===== RECORDED INFORMATION

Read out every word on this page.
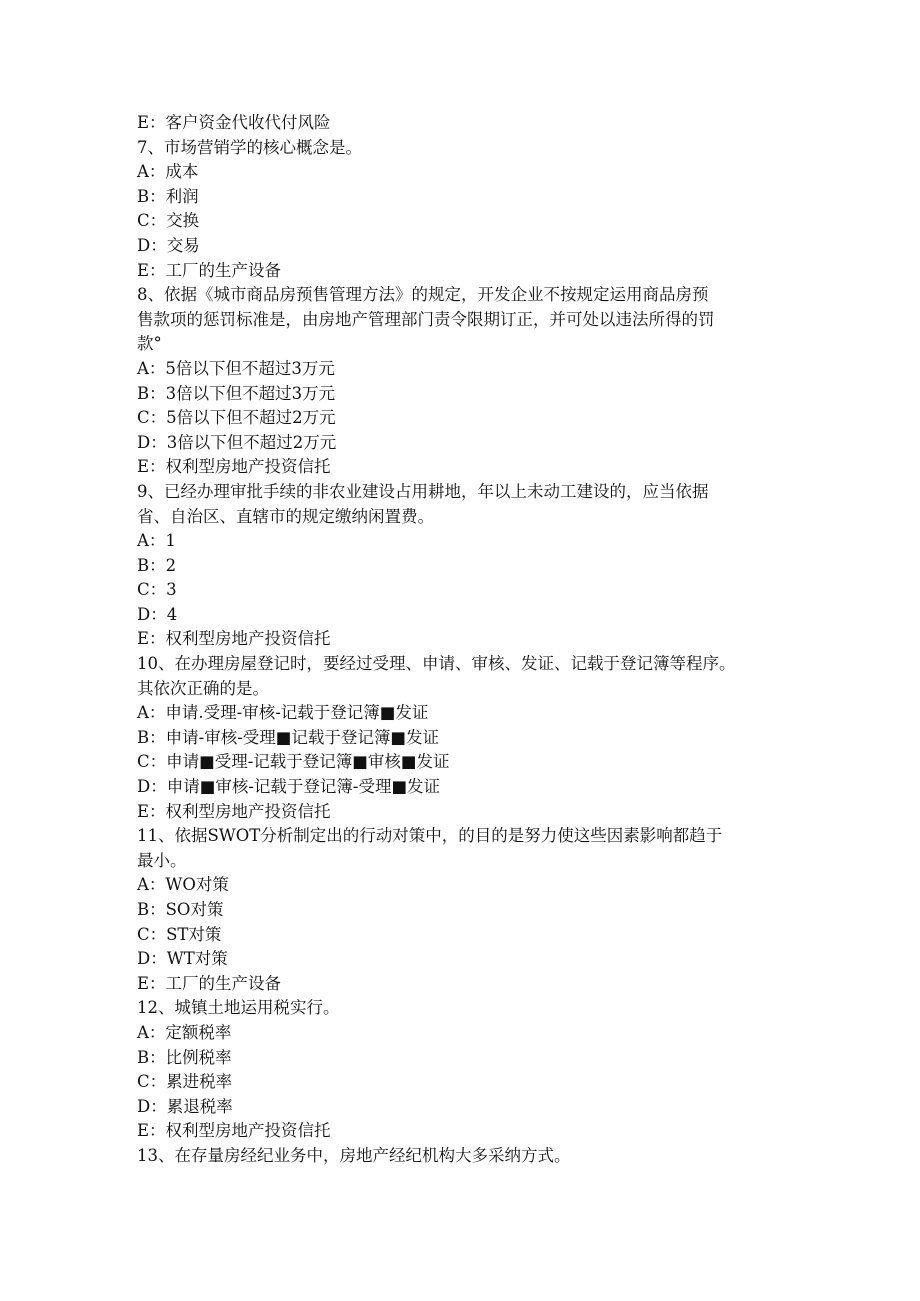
E：客户资金代收代付风险
7、市场营销学的核心概念是。
A：成本
B：利润
C：交换
D：交易
E：工厂的生产设备
8、依据《城市商品房预售管理方法》的规定，开发企业不按规定运用商品房预
售款项的惩罚标准是，由房地产管理部门责令限期订正，并可处以违法所得的罚
款°
A：5倍以下但不超过3万元
B：3倍以下但不超过3万元
C：5倍以下但不超过2万元
D：3倍以下但不超过2万元
E：权利型房地产投资信托
9、已经办理审批手续的非农业建设占用耕地，年以上未动工建设的，应当依据
省、自治区、直辖市的规定缴纳闲置费。
A：1
B：2
C：3
D：4
E：权利型房地产投资信托
10、在办理房屋登记时，要经过受理、申请、审核、发证、记载于登记簿等程序。
其依次正确的是。
A：申请.受理-审核-记载于登记簿■发证
B：申请-审核-受理■记载于登记簿■发证
C：申请■受理-记载于登记簿■审核■发证
D：申请■审核-记载于登记簿-受理■发证
E：权利型房地产投资信托
11、依据SWOT分析制定出的行动对策中，的目的是努力使这些因素影响都趋于
最小。
A：WO对策
B：SO对策
C：ST对策
D：WT对策
E：工厂的生产设备
12、城镇土地运用税实行。
A：定额税率
B：比例税率
C：累进税率
D：累退税率
E：权利型房地产投资信托
13、在存量房经纪业务中，房地产经纪机构大多采纳方式。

==========

DO THIS:
Could you reproduce every record above exactly, leaving out the pictures?

TASK RESULT:
Read out every word on this page.
E：客户资金代收代付风险
7、市场营销学的核心概念是。
A：成本
B：利润
C：交换
D：交易
E：工厂的生产设备
8、依据《城市商品房预售管理方法》的规定，开发企业不按规定运用商品房预
售款项的惩罚标准是，由房地产管理部门责令限期订正，并可处以违法所得的罚
款°
A：5倍以下但不超过3万元
B：3倍以下但不超过3万元
C：5倍以下但不超过2万元
D：3倍以下但不超过2万元
E：权利型房地产投资信托
9、已经办理审批手续的非农业建设占用耕地，年以上未动工建设的，应当依据
省、自治区、直辖市的规定缴纳闲置费。
A：1
B：2
C：3
D：4
E：权利型房地产投资信托
10、在办理房屋登记时，要经过受理、申请、审核、发证、记载于登记簿等程序。
其依次正确的是。
A：申请.受理-审核-记载于登记簿■发证
B：申请-审核-受理■记载于登记簿■发证
C：申请■受理-记载于登记簿■审核■发证
D：申请■审核-记载于登记簿-受理■发证
E：权利型房地产投资信托
11、依据SWOT分析制定出的行动对策中，的目的是努力使这些因素影响都趋于
最小。
A：WO对策
B：SO对策
C：ST对策
D：WT对策
E：工厂的生产设备
12、城镇土地运用税实行。
A：定额税率
B：比例税率
C：累进税率
D：累退税率
E：权利型房地产投资信托
13、在存量房经纪业务中，房地产经纪机构大多采纳方式。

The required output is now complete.